=== Problem details ===
Only lines with the string "cAMP" should be returned from the data below.

=== Information provided ===
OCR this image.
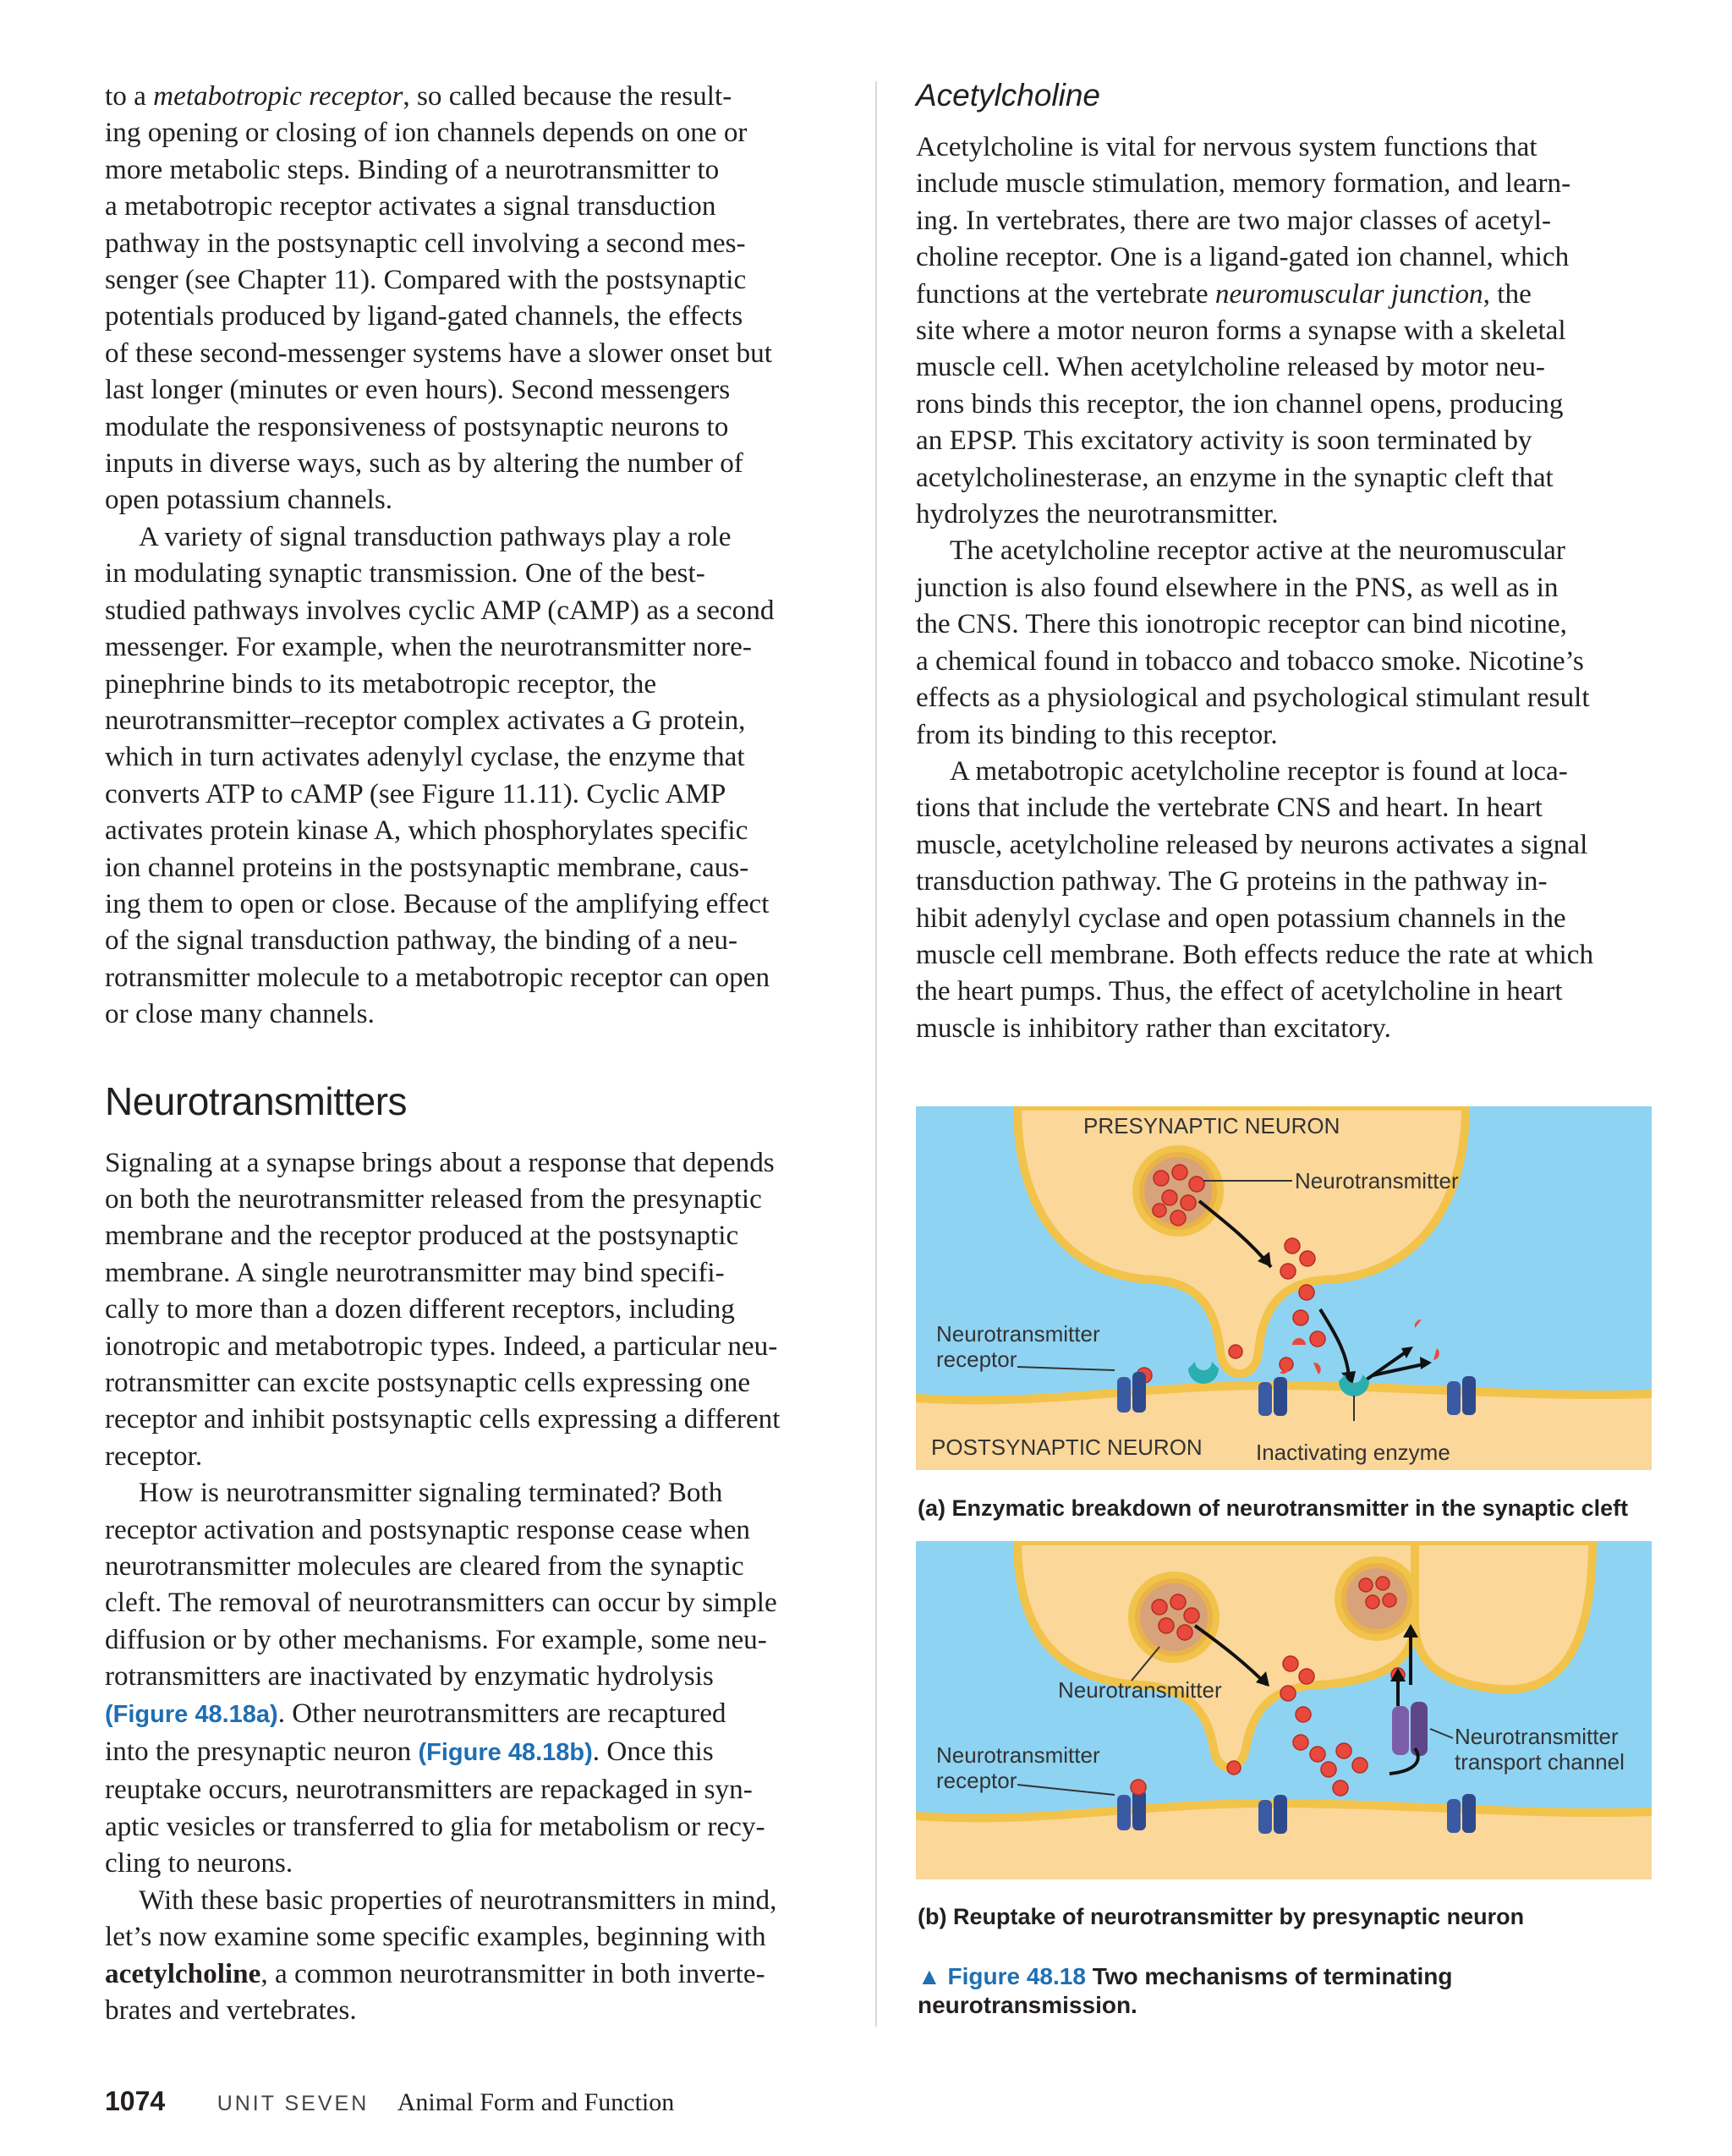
to a metabotropic receptor, so called because the result-
ing opening or closing of ion channels depends on one or
more metabolic steps. Binding of a neurotransmitter to
a metabotropic receptor activates a signal transduction
pathway in the postsynaptic cell involving a second mes-
senger (see Chapter 11). Compared with the postsynaptic
potentials produced by ligand-gated channels, the effects
of these second-messenger systems have a slower onset but
last longer (minutes or even hours). Second messengers
modulate the responsiveness of postsynaptic neurons to
inputs in diverse ways, such as by altering the number of
open potassium channels.

A variety of signal transduction pathways play a role
in modulating synaptic transmission. One of the best-
studied pathways involves cyclic AMP (cAMP) as a second
messenger. For example, when the neurotransmitter nore-
pinephrine binds to its metabotropic receptor, the
neurotransmitter–receptor complex activates a G protein,
which in turn activates adenylyl cyclase, the enzyme that
converts ATP to cAMP (see Figure 11.11). Cyclic AMP
activates protein kinase A, which phosphorylates specific
ion channel proteins in the postsynaptic membrane, caus-
ing them to open or close. Because of the amplifying effect
of the signal transduction pathway, the binding of a neu-
rotransmitter molecule to a metabotropic receptor can open
or close many channels.

Neurotransmitters

Signaling at a synapse brings about a response that depends
on both the neurotransmitter released from the presynaptic
membrane and the receptor produced at the postsynaptic
membrane. A single neurotransmitter may bind specifi-
cally to more than a dozen different receptors, including
ionotropic and metabotropic types. Indeed, a particular neu-
rotransmitter can excite postsynaptic cells expressing one
receptor and inhibit postsynaptic cells expressing a different
receptor.

How is neurotransmitter signaling terminated? Both
receptor activation and postsynaptic response cease when
neurotransmitter molecules are cleared from the synaptic
cleft. The removal of neurotransmitters can occur by simple
diffusion or by other mechanisms. For example, some neu-
rotransmitters are inactivated by enzymatic hydrolysis
(Figure 48.18a). Other neurotransmitters are recaptured
into the presynaptic neuron (Figure 48.18b). Once this
reuptake occurs, neurotransmitters are repackaged in syn-
aptic vesicles or transferred to glia for metabolism or recy-
cling to neurons.

With these basic properties of neurotransmitters in mind,
let’s now examine some specific examples, beginning with
acetylcholine, a common neurotransmitter in both inverte-
brates and vertebrates.

Acetylcholine

Acetylcholine is vital for nervous system functions that
include muscle stimulation, memory formation, and learn-
ing. In vertebrates, there are two major classes of acetyl-
choline receptor. One is a ligand-gated ion channel, which
functions at the vertebrate neuromuscular junction, the
site where a motor neuron forms a synapse with a skeletal
muscle cell. When acetylcholine released by motor neu-
rons binds this receptor, the ion channel opens, producing
an EPSP. This excitatory activity is soon terminated by
acetylcholinesterase, an enzyme in the synaptic cleft that
hydrolyzes the neurotransmitter.

The acetylcholine receptor active at the neuromuscular
junction is also found elsewhere in the PNS, as well as in
the CNS. There this ionotropic receptor can bind nicotine,
a chemical found in tobacco and tobacco smoke. Nicotine’s
effects as a physiological and psychological stimulant result
from its binding to this receptor.

A metabotropic acetylcholine receptor is found at loca-
tions that include the vertebrate CNS and heart. In heart
muscle, acetylcholine released by neurons activates a signal
transduction pathway. The G proteins in the pathway in-
hibit adenylyl cyclase and open potassium channels in the
muscle cell membrane. Both effects reduce the rate at which
the heart pumps. Thus, the effect of acetylcholine in heart
muscle is inhibitory rather than excitatory.

PRESYNAPTIC NEURON
Neurotransmitter
Neurotransmitter
receptor
POSTSYNAPTIC NEURON Inactivating enzyme
(a) Enzymatic breakdown of neurotransmitter in the synaptic cleft
Neurotransmitter
Neurotransmitter
receptor
Neurotransmitter
transport channel
(b) Reuptake of neurotransmitter by presynaptic neuron
▲ Figure 48.18 Two mechanisms of terminating
neurotransmission.
1074 UNIT SEVEN Animal Form and Function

=== Written answer ===
studied pathways involves cyclic AMP (cAMP) as a second
converts ATP to cAMP (see Figure 11.11). Cyclic AMP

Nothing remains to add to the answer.